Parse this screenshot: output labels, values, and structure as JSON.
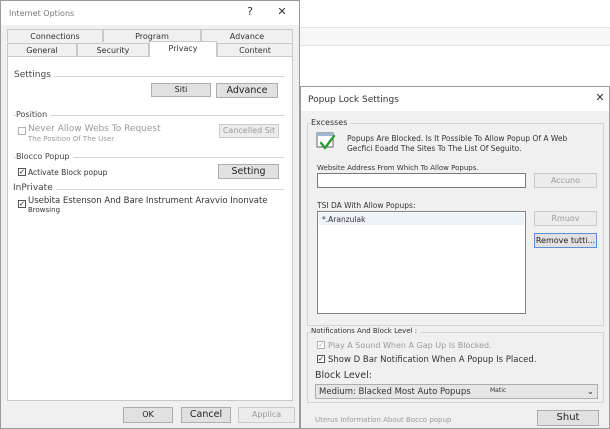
{
  "internet_options": {
    "title": "Internet Options",
    "help": "?",
    "close": "✕",
    "tabs_top": [
      "Connections",
      "Program",
      "Advance"
    ],
    "tabs_bottom": [
      "General",
      "Security",
      "Privacy",
      "Content"
    ],
    "settings": {
      "heading": "Settings",
      "sites_button": "Siti",
      "advanced_button": "Advance"
    },
    "position": {
      "heading": "Position",
      "checkbox_label": "Never Allow Webs To Request",
      "checkbox_sublabel": "The Position Of The User",
      "clear_button": "Cancelled Sit"
    },
    "popup_block": {
      "heading": "Blocco Popup",
      "checkbox_label": "Activate Block popup",
      "settings_button": "Setting"
    },
    "inprivate": {
      "heading": "InPrivate",
      "checkbox_label": "Usebita Estenson And Bare Instrument Aravvio Inonvate",
      "checkbox_sublabel": "Browsing"
    },
    "footer": {
      "ok": "OK",
      "cancel": "Cancel",
      "apply": "Applica"
    }
  },
  "popup_settings": {
    "title": "Popup Lock Settings",
    "close": "✕",
    "exceptions": {
      "heading": "Excesses",
      "info_line1": "Popups Are Blocked. Is It Possible To Allow Popup Of A Web",
      "info_line2": "Gecfici Eoadd The Sites To The List Of Seguito.",
      "address_label": "Website Address From Which To Allow Popups.",
      "address_value": "",
      "add_button": "Accuno",
      "list_label": "TSI DA With Allow Popups:",
      "list_items": [
        "*.Aranzulak"
      ],
      "remove_button": "Rmuov",
      "remove_all_button": "Remove tutti..."
    },
    "notifications": {
      "heading": "Notifications And Block Level :",
      "play_sound_label": "Play A Sound When A Gap Up Is Blocked.",
      "play_sound_checked": true,
      "show_bar_label": "Show D Bar Notification When A Popup Is Placed.",
      "show_bar_checked": true,
      "block_level_label": "Block Level:",
      "block_level_value": "Medium: Blacked Most Auto Popups",
      "block_level_suffix": "Matic"
    },
    "footer": {
      "info_link": "Uterus Information About Bocco popup",
      "close_button": "Shut"
    }
  }
}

Exercise task
Set down the lines of the records above exactly, apart from the pictures.

Exercise solution
Parse this screenshot: output labels, values, and structure as JSON.
{
  "internet_options": {
    "title": "Internet Options",
    "help": "?",
    "close": "✕",
    "tabs_top": [
      "Connections",
      "Program",
      "Advance"
    ],
    "tabs_bottom": [
      "General",
      "Security",
      "Privacy",
      "Content"
    ],
    "settings": {
      "heading": "Settings",
      "sites_button": "Siti",
      "advanced_button": "Advance"
    },
    "position": {
      "heading": "Position",
      "checkbox_label": "Never Allow Webs To Request",
      "checkbox_sublabel": "The Position Of The User",
      "clear_button": "Cancelled Sit"
    },
    "popup_block": {
      "heading": "Blocco Popup",
      "checkbox_label": "Activate Block popup",
      "settings_button": "Setting"
    },
    "inprivate": {
      "heading": "InPrivate",
      "checkbox_label": "Usebita Estenson And Bare Instrument Aravvio Inonvate",
      "checkbox_sublabel": "Browsing"
    },
    "footer": {
      "ok": "OK",
      "cancel": "Cancel",
      "apply": "Applica"
    }
  },
  "popup_settings": {
    "title": "Popup Lock Settings",
    "close": "✕",
    "exceptions": {
      "heading": "Excesses",
      "info_line1": "Popups Are Blocked. Is It Possible To Allow Popup Of A Web",
      "info_line2": "Gecfici Eoadd The Sites To The List Of Seguito.",
      "address_label": "Website Address From Which To Allow Popups.",
      "address_value": "",
      "add_button": "Accuno",
      "list_label": "TSI DA With Allow Popups:",
      "list_items": [
        "*.Aranzulak"
      ],
      "remove_button": "Rmuov",
      "remove_all_button": "Remove tutti..."
    },
    "notifications": {
      "heading": "Notifications And Block Level :",
      "play_sound_label": "Play A Sound When A Gap Up Is Blocked.",
      "play_sound_checked": true,
      "show_bar_label": "Show D Bar Notification When A Popup Is Placed.",
      "show_bar_checked": true,
      "block_level_label": "Block Level:",
      "block_level_value": "Medium: Blacked Most Auto Popups",
      "block_level_suffix": "Matic"
    },
    "footer": {
      "info_link": "Uterus Information About Bocco popup",
      "close_button": "Shut"
    }
  }
}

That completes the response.